_ENUNCIADO 1_: Imprima, do trecho sobre sublimação e psicose, tudo o que vai de "Mas a conquista" até "Perderam seus objetos.".
_ENUNCIADO 2_:
Responda, com base no trecho sobre sublimação e psicose:
(a) O que a conquista das formas derivadas de satisfação narcísica pela sublimação requer, no mínimo, do sujeito?
(b) Em que se transforma o psicótico em surto?
(c) O que Artaud parou de fazer?

Mas a conquista dessas formas derivadas de satisfação narcísica pela sublimação requer no mínimo que o sujeito deixe, ao menos por alguns períodos de sua vida, de girar em torno de si mesmo. Alguma renúncia é necessária. Até mesmo para o psicótico (uma doença do narcisismo) que, em momentos privilegiados, sublima — e não são poucos os exemplos de artistas e criadores com passagens psicóticas pela vida. Mas o psicótico que permanece psicótico não sabe se aproveitar da sublimação para deixar a psicose. É importante reconhecer, mas não mistificar, o “artista louco”, já que o mergulho na loucura enterra as possibilidades de criação artística. O psicótico, em surto, se transforma em sua própria obra — um personagem de si mesmo. Nijinsky, louco, parou de dançar. Artaud parou de escrever peças. Transformaram-se em personagens de si mesmos. Perderam seus objetos.

_MATERIAL APRESENTADO_:

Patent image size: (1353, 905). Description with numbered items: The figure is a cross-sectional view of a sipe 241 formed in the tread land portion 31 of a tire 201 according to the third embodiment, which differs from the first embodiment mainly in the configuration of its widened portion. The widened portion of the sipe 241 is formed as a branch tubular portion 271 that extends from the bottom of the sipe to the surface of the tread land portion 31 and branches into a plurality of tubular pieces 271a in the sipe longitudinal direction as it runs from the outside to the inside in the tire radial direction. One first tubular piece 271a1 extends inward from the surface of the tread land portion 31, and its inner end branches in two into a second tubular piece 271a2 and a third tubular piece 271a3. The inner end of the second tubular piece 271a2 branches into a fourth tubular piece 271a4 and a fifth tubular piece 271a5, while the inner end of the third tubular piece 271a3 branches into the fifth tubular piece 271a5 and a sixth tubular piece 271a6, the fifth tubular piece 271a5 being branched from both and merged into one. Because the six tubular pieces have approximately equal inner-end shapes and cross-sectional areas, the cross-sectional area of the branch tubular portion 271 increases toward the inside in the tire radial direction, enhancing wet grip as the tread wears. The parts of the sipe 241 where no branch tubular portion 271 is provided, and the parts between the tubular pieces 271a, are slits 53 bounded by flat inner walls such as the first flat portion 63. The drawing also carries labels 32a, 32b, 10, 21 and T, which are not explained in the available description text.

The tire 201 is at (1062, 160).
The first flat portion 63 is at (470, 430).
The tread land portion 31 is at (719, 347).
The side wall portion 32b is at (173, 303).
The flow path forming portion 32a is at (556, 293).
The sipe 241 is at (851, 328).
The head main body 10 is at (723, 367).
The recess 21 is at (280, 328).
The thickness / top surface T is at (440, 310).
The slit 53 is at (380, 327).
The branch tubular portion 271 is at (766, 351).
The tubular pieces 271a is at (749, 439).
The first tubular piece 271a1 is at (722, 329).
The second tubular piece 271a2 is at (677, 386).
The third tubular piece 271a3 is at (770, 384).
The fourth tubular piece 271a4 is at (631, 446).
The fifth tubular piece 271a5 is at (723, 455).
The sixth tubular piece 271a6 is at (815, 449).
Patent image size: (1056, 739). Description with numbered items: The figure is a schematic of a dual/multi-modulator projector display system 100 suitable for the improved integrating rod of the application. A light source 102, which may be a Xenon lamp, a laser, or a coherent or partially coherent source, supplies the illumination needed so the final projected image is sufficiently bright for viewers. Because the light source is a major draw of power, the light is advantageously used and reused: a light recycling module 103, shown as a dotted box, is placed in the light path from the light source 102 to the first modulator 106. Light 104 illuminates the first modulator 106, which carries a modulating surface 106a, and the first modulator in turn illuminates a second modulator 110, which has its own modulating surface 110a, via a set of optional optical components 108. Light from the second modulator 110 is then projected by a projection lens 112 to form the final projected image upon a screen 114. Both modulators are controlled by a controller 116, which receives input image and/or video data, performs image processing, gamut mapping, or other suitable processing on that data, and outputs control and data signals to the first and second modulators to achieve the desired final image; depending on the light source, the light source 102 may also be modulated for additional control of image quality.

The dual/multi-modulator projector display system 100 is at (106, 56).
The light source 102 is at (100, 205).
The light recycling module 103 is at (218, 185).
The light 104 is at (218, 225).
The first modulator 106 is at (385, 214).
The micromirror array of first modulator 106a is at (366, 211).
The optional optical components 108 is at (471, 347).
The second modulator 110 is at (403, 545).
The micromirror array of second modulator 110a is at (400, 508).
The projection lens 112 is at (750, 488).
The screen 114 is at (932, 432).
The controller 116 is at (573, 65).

_RESPOSTA 1_:
Mas a conquista dessas formas derivadas de satisfação narcísica pela sublimação requer no mínimo que o sujeito deixe, ao menos por alguns períodos de sua vida, de girar em torno de si mesmo. Alguma renúncia é necessária. Até mesmo para o psicótico (uma doença do narcisismo) que, em momentos privilegiados, sublima — e não são poucos os exemplos de artistas e criadores com passagens psicóticas pela vida. Mas o psicótico que permanece psicótico não sabe se aproveitar da sublimação para deixar a psicose. É importante reconhecer, mas não mistificar, o “artista louco”, já que o mergulho na loucura enterra as possibilidades de criação artística. O psicótico, em surto, se transforma em sua própria obra — um personagem de si mesmo. Nijinsky, louco, parou de dançar. Artaud parou de escrever peças. Transformaram-se em personagens de si mesmos. Perderam seus objetos.

_RESPOSTA 2_:
(a) Que o sujeito deixe, ao menos por alguns períodos de sua vida, de girar em torno de si mesmo.
(b) Em sua própria obra, um personagem de si mesmo.
(c) Parou de escrever peças.